Exercise instructions: Find the lines containing the word "Product" and copy every one of them.

+++

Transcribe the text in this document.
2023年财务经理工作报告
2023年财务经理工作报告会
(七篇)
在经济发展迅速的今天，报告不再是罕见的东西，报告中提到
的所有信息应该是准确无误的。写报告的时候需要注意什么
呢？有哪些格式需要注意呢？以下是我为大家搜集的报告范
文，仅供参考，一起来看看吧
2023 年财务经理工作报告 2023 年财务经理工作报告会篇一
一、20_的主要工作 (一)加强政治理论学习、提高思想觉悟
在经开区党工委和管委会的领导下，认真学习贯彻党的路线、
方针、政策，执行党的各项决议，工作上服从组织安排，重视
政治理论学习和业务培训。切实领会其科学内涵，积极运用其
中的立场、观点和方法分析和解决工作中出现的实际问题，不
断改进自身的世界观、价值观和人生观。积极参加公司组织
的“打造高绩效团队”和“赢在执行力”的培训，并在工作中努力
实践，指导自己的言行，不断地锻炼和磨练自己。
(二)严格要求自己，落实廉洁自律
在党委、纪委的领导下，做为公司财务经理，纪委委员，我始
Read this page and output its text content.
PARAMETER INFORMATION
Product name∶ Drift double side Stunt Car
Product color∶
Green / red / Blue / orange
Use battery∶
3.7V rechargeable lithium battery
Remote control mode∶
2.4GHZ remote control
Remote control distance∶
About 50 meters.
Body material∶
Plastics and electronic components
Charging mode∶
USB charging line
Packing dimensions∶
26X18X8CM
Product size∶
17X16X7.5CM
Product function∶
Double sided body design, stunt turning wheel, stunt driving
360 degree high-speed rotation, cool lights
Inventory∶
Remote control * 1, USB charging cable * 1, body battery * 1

+++

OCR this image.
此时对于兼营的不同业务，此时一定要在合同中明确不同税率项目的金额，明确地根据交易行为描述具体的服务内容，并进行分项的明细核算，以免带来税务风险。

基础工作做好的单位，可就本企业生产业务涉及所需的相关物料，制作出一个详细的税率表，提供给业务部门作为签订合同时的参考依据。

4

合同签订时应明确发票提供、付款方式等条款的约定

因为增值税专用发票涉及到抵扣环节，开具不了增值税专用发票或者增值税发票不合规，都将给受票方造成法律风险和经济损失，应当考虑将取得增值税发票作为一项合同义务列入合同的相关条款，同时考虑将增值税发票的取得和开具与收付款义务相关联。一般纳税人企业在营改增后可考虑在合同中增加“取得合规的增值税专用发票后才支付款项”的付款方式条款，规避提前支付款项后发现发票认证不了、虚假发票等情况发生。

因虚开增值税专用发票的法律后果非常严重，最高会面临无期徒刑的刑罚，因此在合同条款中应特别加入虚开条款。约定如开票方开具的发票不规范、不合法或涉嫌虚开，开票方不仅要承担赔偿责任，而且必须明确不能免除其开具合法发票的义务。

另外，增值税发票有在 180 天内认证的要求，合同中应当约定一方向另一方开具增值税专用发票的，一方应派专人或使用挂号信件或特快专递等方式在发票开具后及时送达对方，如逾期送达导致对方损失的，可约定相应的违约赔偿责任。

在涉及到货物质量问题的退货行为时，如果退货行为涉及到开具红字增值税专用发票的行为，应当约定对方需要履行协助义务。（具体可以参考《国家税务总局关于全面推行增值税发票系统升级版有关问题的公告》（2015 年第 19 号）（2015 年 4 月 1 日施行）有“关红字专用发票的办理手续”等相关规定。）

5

+++

Task output:
Product name∶ Drift double side Stunt Car
Product color∶
Product size∶
Product function∶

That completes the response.